**Task directions**. Copy every line that holds "Recursos".

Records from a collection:
"""
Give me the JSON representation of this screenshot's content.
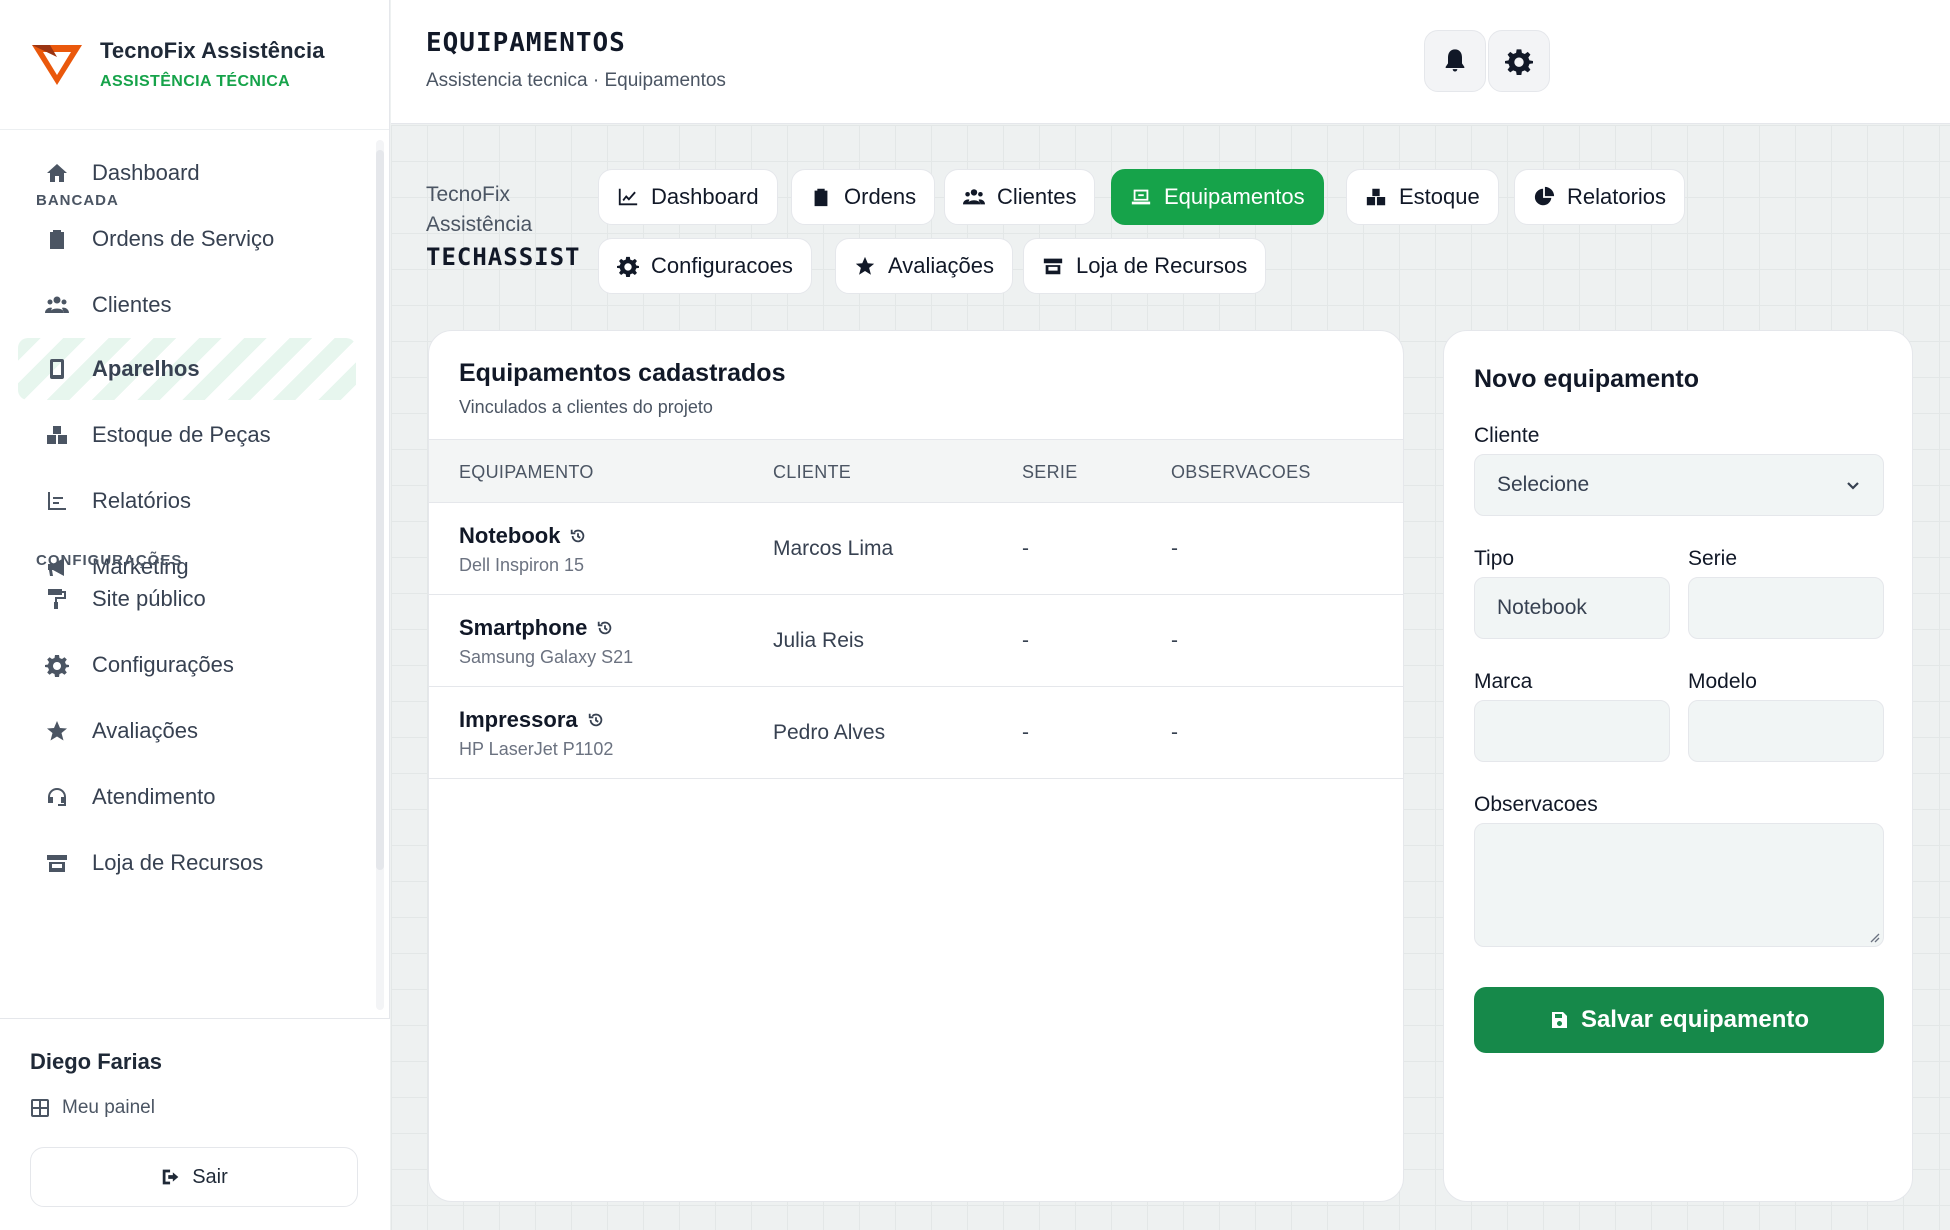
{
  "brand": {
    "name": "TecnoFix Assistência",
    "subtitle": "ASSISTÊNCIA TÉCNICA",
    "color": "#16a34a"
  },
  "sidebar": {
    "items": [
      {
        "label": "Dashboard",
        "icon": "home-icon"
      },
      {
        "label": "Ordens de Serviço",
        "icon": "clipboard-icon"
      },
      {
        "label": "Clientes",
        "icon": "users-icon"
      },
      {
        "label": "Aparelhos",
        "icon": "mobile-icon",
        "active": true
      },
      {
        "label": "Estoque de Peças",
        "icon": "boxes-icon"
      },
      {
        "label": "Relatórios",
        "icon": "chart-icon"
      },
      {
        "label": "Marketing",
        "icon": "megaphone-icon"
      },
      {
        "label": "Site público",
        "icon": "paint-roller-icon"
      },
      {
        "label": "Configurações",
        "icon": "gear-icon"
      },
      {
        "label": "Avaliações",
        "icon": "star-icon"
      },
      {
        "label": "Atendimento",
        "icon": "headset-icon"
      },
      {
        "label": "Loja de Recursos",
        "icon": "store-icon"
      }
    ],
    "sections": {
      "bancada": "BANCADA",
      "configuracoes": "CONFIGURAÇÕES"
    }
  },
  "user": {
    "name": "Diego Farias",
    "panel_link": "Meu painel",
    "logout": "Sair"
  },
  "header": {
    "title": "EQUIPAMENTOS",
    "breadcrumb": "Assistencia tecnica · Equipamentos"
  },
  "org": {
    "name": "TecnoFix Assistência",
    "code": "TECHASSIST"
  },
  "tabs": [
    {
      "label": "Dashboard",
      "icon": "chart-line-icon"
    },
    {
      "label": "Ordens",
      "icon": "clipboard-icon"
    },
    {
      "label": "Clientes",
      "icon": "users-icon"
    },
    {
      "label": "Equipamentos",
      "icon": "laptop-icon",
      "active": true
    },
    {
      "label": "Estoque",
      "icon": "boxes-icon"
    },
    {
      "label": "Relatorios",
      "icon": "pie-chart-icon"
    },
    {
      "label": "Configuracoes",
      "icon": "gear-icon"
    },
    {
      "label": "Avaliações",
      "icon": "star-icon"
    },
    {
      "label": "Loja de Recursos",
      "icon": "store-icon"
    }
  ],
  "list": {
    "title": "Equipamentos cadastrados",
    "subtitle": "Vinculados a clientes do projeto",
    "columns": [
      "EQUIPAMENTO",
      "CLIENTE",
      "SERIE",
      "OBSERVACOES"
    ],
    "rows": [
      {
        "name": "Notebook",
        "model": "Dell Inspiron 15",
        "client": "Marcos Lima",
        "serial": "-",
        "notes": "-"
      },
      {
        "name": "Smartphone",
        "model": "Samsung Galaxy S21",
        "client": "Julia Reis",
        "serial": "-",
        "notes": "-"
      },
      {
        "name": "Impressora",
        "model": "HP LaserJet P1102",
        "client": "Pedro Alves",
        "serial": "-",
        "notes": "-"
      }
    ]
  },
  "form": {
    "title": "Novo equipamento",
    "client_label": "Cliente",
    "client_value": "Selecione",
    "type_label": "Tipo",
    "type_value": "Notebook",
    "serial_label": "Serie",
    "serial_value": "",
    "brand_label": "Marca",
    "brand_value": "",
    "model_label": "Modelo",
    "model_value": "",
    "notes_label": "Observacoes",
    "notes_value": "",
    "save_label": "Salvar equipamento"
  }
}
"""
**Complete response**.
        "label": "Loja de Recursos",
      "label": "Loja de Recursos",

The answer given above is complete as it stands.